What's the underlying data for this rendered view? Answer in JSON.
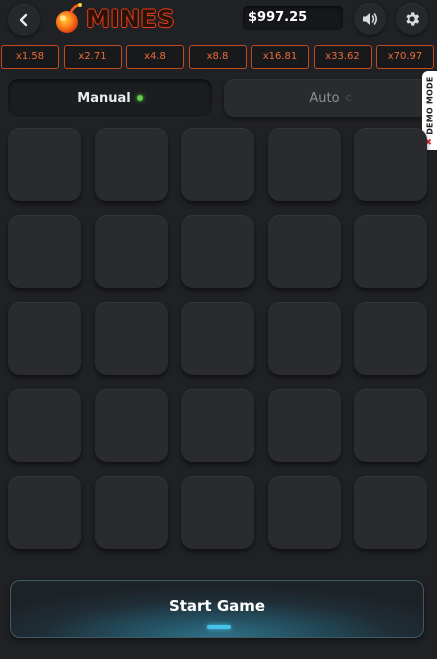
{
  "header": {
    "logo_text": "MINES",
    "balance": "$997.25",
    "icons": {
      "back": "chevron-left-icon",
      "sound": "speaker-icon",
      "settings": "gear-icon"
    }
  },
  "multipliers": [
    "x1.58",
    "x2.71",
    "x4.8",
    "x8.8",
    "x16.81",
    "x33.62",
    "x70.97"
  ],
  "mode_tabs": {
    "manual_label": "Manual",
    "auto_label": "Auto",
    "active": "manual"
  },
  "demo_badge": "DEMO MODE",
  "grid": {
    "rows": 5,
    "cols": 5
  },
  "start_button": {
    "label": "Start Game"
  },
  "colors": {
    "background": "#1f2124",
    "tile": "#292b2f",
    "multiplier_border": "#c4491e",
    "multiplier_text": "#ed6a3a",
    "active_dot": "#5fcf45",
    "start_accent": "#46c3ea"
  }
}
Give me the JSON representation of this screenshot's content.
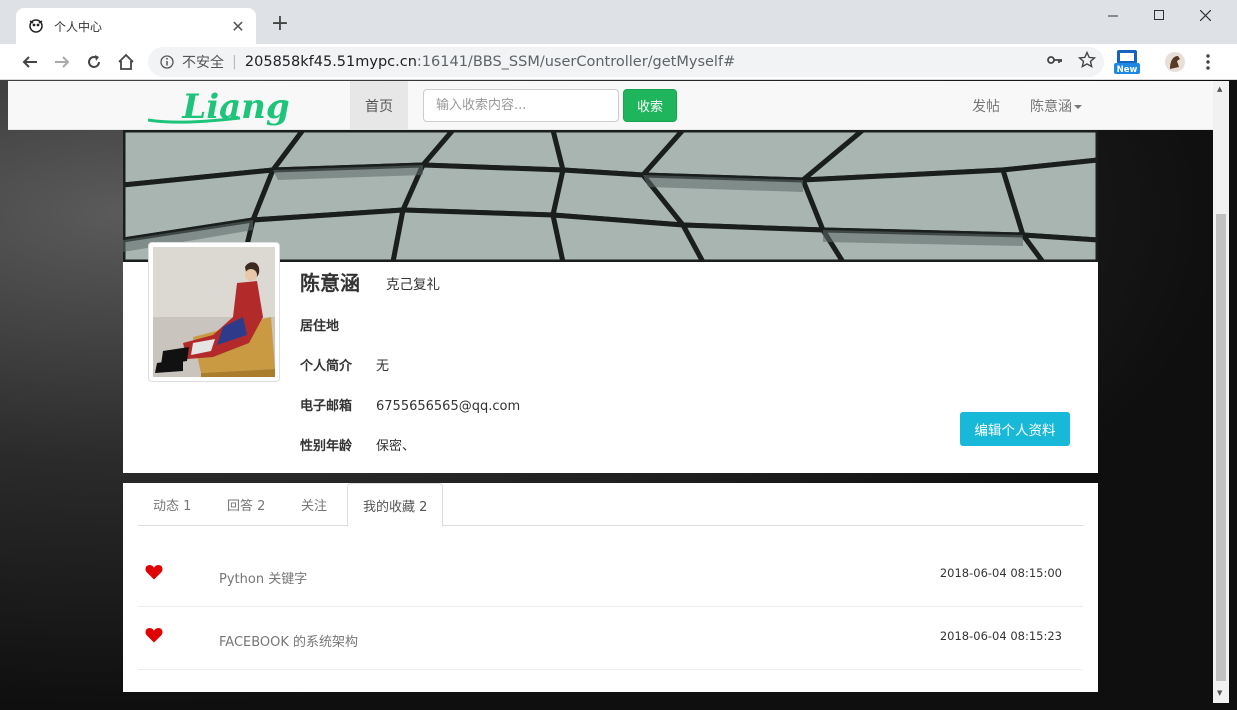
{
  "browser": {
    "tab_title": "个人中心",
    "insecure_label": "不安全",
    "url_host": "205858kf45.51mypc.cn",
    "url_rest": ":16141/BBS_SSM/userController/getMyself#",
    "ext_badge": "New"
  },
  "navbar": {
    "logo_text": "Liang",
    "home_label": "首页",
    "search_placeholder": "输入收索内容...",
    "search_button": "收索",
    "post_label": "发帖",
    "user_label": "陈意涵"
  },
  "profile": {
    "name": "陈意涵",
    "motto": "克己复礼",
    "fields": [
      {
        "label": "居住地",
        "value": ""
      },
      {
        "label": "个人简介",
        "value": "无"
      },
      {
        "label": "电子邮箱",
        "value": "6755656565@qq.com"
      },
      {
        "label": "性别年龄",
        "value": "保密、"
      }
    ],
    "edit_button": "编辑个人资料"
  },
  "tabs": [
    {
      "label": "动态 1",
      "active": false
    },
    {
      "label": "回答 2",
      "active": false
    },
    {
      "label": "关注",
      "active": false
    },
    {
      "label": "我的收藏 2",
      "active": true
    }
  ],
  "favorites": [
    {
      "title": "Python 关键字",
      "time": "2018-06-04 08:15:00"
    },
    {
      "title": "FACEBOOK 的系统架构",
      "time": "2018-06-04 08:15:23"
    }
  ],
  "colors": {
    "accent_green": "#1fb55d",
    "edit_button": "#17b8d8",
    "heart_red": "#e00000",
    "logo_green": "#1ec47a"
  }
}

▶ **Task statement**:
Repeat the listing verbatim. Skip the pictures.

▶ **Output for this task**:
What's the underlying data for this rendered view? Answer in JSON.
{
  "header": {
    "logo_text": "MINES",
    "balance": "$997.25",
    "icons": {
      "back": "chevron-left-icon",
      "sound": "speaker-icon",
      "settings": "gear-icon"
    }
  },
  "multipliers": [
    "x1.58",
    "x2.71",
    "x4.8",
    "x8.8",
    "x16.81",
    "x33.62",
    "x70.97"
  ],
  "mode_tabs": {
    "manual_label": "Manual",
    "auto_label": "Auto",
    "active": "manual"
  },
  "demo_badge": "DEMO MODE",
  "grid": {
    "rows": 5,
    "cols": 5
  },
  "start_button": {
    "label": "Start Game"
  },
  "colors": {
    "background": "#1f2124",
    "tile": "#292b2f",
    "multiplier_border": "#c4491e",
    "multiplier_text": "#ed6a3a",
    "active_dot": "#5fcf45",
    "start_accent": "#46c3ea"
  }
}
Give me the JSON representation of this screenshot's content.
{
  "browser": {
    "tab_title": "个人中心",
    "insecure_label": "不安全",
    "url_host": "205858kf45.51mypc.cn",
    "url_rest": ":16141/BBS_SSM/userController/getMyself#",
    "ext_badge": "New"
  },
  "navbar": {
    "logo_text": "Liang",
    "home_label": "首页",
    "search_placeholder": "输入收索内容...",
    "search_button": "收索",
    "post_label": "发帖",
    "user_label": "陈意涵"
  },
  "profile": {
    "name": "陈意涵",
    "motto": "克己复礼",
    "fields": [
      {
        "label": "居住地",
        "value": ""
      },
      {
        "label": "个人简介",
        "value": "无"
      },
      {
        "label": "电子邮箱",
        "value": "6755656565@qq.com"
      },
      {
        "label": "性别年龄",
        "value": "保密、"
      }
    ],
    "edit_button": "编辑个人资料"
  },
  "tabs": [
    {
      "label": "动态 1",
      "active": false
    },
    {
      "label": "回答 2",
      "active": false
    },
    {
      "label": "关注",
      "active": false
    },
    {
      "label": "我的收藏 2",
      "active": true
    }
  ],
  "favorites": [
    {
      "title": "Python 关键字",
      "time": "2018-06-04 08:15:00"
    },
    {
      "title": "FACEBOOK 的系统架构",
      "time": "2018-06-04 08:15:23"
    }
  ],
  "colors": {
    "accent_green": "#1fb55d",
    "edit_button": "#17b8d8",
    "heart_red": "#e00000",
    "logo_green": "#1ec47a"
  }
}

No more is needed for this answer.